**What is being asked:** List all lines of the data containing the word "оказаны".

____ Records shown

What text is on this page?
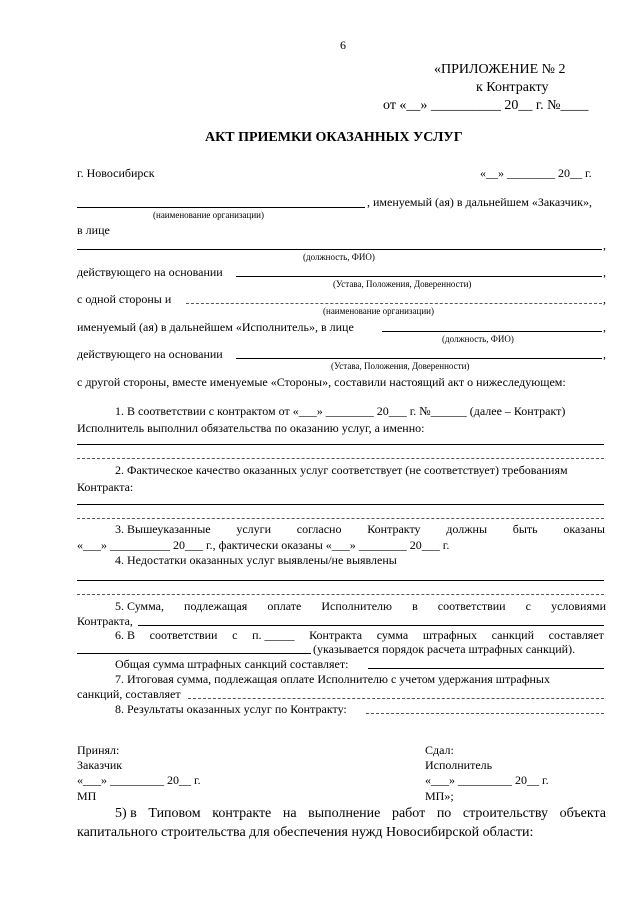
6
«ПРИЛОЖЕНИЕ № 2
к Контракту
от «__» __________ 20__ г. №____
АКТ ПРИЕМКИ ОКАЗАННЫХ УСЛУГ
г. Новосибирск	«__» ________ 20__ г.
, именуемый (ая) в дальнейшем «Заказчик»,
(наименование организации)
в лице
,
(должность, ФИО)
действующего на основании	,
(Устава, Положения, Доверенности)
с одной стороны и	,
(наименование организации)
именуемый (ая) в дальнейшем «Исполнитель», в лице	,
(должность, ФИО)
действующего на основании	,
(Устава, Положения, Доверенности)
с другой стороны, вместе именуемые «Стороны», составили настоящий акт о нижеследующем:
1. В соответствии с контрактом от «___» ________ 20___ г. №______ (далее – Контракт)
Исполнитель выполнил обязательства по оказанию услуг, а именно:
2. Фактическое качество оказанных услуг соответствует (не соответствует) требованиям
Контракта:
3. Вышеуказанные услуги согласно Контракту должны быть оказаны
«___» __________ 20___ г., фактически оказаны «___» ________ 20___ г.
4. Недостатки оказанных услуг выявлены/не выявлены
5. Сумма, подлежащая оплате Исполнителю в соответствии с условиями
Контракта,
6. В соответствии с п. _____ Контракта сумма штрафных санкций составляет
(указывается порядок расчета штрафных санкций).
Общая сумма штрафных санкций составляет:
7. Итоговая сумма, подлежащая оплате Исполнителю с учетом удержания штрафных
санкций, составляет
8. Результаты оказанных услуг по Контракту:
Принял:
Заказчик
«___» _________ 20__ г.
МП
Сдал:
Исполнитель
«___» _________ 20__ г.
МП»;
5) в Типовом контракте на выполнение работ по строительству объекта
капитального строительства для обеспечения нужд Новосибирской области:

________
____ Records shown

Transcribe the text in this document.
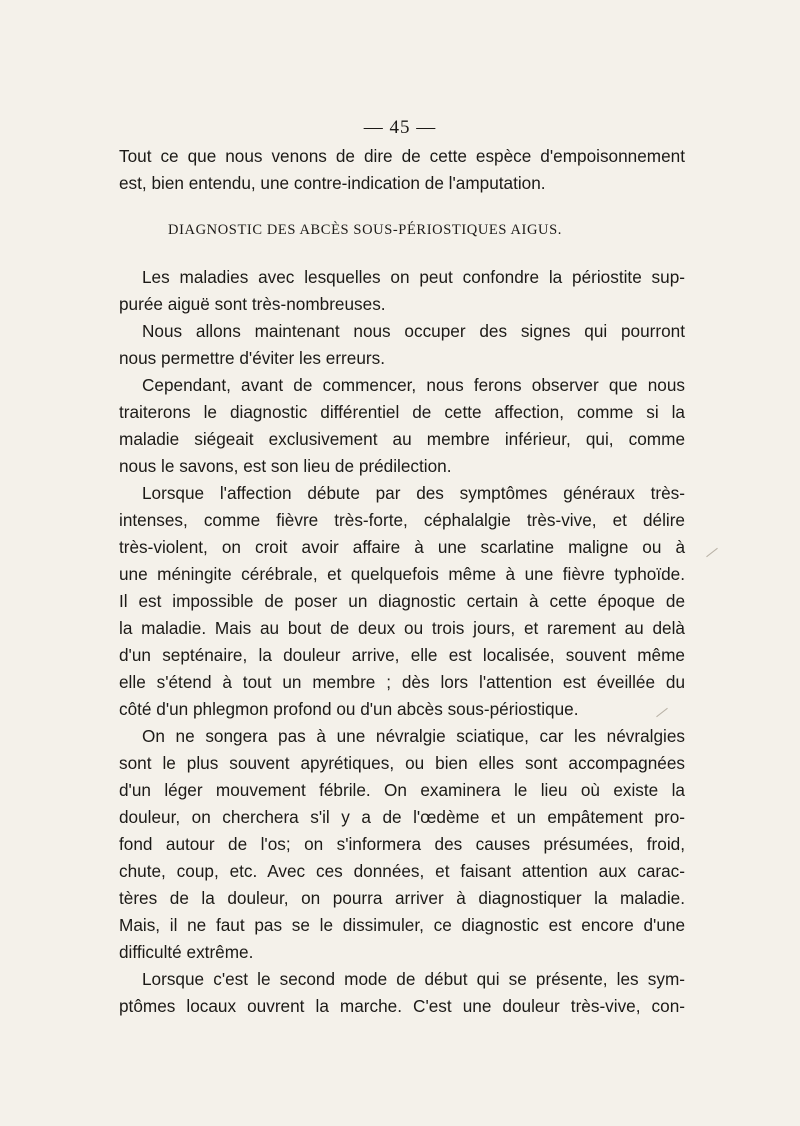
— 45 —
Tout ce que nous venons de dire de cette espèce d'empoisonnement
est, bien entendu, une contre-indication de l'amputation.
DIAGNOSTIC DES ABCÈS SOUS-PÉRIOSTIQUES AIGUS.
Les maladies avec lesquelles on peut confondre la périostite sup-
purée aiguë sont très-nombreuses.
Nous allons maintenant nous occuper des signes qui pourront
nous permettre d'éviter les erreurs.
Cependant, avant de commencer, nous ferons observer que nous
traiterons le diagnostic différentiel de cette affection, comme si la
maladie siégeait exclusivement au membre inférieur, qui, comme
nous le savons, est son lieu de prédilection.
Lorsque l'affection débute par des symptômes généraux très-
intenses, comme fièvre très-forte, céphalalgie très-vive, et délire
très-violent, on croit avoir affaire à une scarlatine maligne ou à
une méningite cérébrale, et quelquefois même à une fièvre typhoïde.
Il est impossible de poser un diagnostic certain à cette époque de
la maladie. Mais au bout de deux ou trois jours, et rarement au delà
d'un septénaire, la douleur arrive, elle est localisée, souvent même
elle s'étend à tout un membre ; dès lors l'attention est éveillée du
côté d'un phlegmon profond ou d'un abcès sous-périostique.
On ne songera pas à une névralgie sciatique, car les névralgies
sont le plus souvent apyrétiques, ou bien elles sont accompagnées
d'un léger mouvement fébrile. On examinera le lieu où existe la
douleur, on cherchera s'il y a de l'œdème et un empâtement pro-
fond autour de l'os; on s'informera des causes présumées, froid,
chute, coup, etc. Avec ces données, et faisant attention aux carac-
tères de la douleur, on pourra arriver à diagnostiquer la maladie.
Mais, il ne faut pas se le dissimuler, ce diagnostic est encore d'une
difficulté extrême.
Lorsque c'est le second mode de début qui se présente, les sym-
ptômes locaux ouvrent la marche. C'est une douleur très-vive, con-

________

**Result of the exercise:**
3. Вышеуказанные услуги согласно Контракту должны быть оказаны
«___» __________ 20___ г., фактически оказаны «___» ________ 20___ г.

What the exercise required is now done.